WHAT THE TASK REQUIRES:
Which lines of the records contain "Historial"? Collect every one of them.

Stored data:
● ● ● ● ● ● ●

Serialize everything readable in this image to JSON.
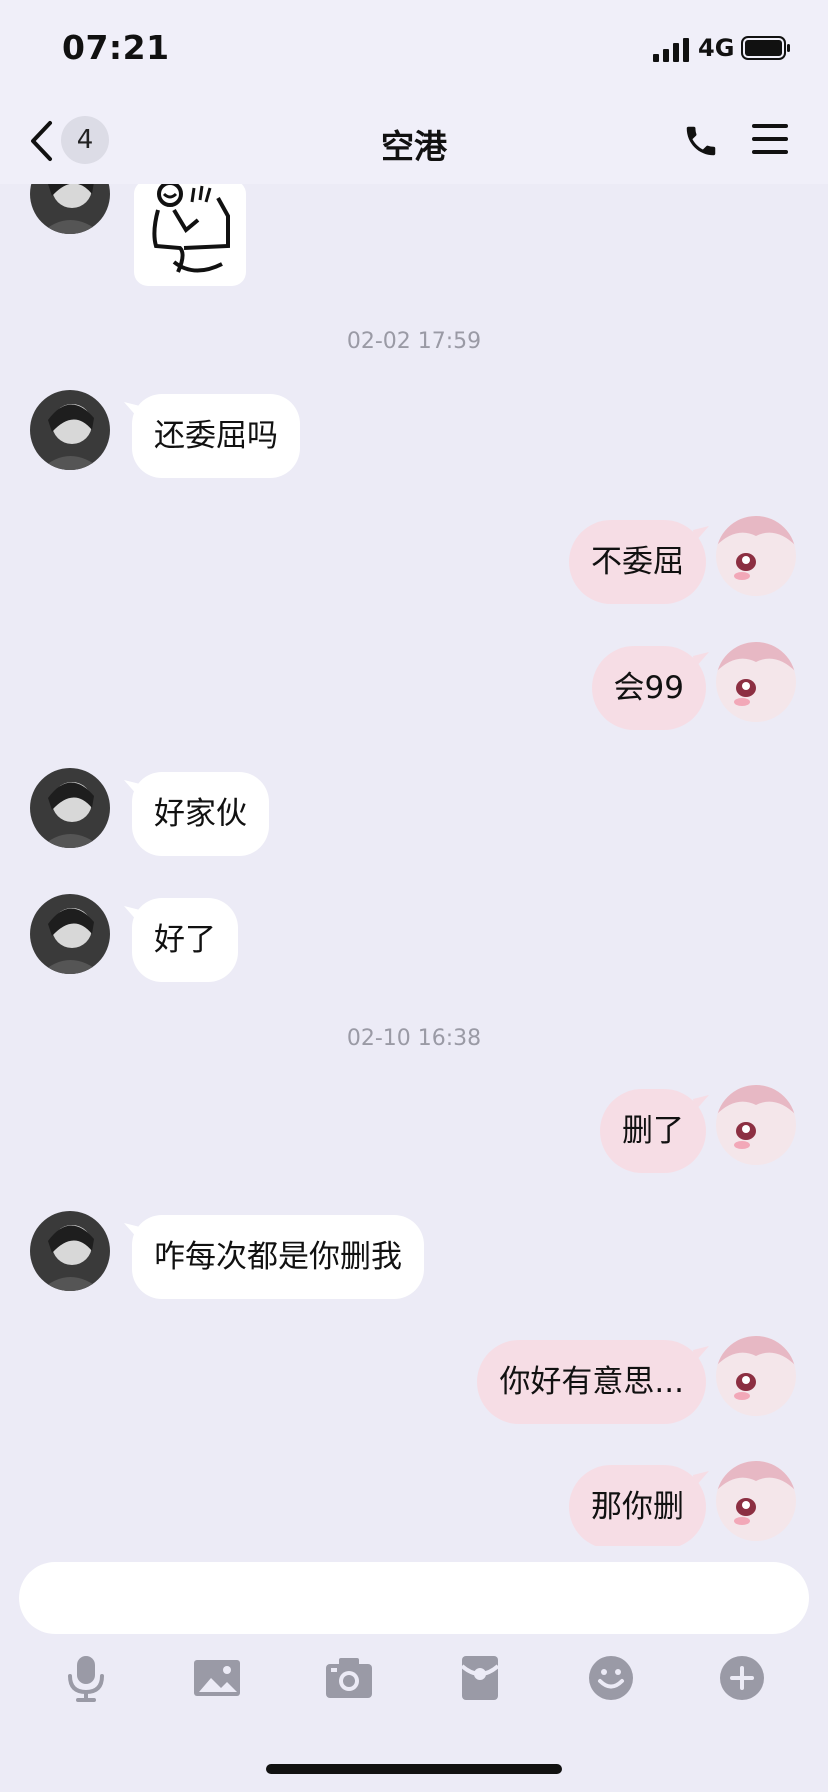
{
  "status_bar": {
    "time": "07:21",
    "network": "4G"
  },
  "header": {
    "unread_count": "4",
    "title": "空港"
  },
  "messages": [
    {
      "type": "sticker",
      "side": "left"
    },
    {
      "type": "timestamp",
      "text": "02-02 17:59"
    },
    {
      "type": "text",
      "side": "left",
      "text": "还委屈吗"
    },
    {
      "type": "text",
      "side": "right",
      "text": "不委屈"
    },
    {
      "type": "text",
      "side": "right",
      "text": "会99"
    },
    {
      "type": "text",
      "side": "left",
      "text": "好家伙"
    },
    {
      "type": "text",
      "side": "left",
      "text": "好了"
    },
    {
      "type": "timestamp",
      "text": "02-10 16:38"
    },
    {
      "type": "text",
      "side": "right",
      "text": "删了"
    },
    {
      "type": "text",
      "side": "left",
      "text": "咋每次都是你删我"
    },
    {
      "type": "text",
      "side": "right",
      "text": "你好有意思..."
    },
    {
      "type": "text",
      "side": "right",
      "text": "那你删"
    }
  ],
  "composer": {
    "input_value": "",
    "toolbar": [
      "microphone-icon",
      "image-icon",
      "camera-icon",
      "red-packet-icon",
      "emoji-icon",
      "plus-icon"
    ]
  },
  "colors": {
    "background": "#ecebf6",
    "bubble_left": "#ffffff",
    "bubble_right": "#f6dde5",
    "icon_gray": "#9a9aa6"
  }
}
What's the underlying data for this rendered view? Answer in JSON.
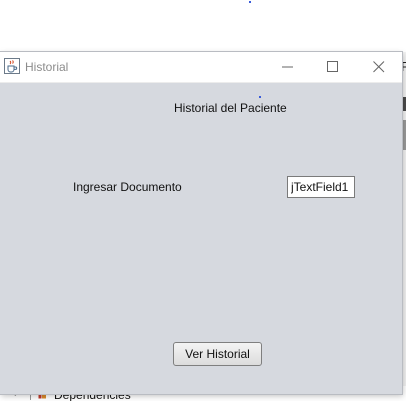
{
  "window": {
    "title": "Historial",
    "icon": "java-cup-icon",
    "controls": [
      "minimize-icon",
      "maximize-icon",
      "close-icon"
    ]
  },
  "form": {
    "heading": "Historial del Paciente",
    "document_label": "Ingresar Documento",
    "document_value": "jTextField1",
    "submit_label": "Ver Historial"
  },
  "background": {
    "tree_item_label": "Dependencies",
    "tree_item_icon": "library-icon",
    "strip_letter": "F"
  },
  "colors": {
    "window_background": "#d6d9df",
    "titlebar_background": "#ffffff",
    "title_text": "#8c8c8c"
  }
}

● ● ● ● ● ● ●

THE ANSWER:
    "title": "Historial",
    "heading": "Historial del Paciente",
    "submit_label": "Ver Historial"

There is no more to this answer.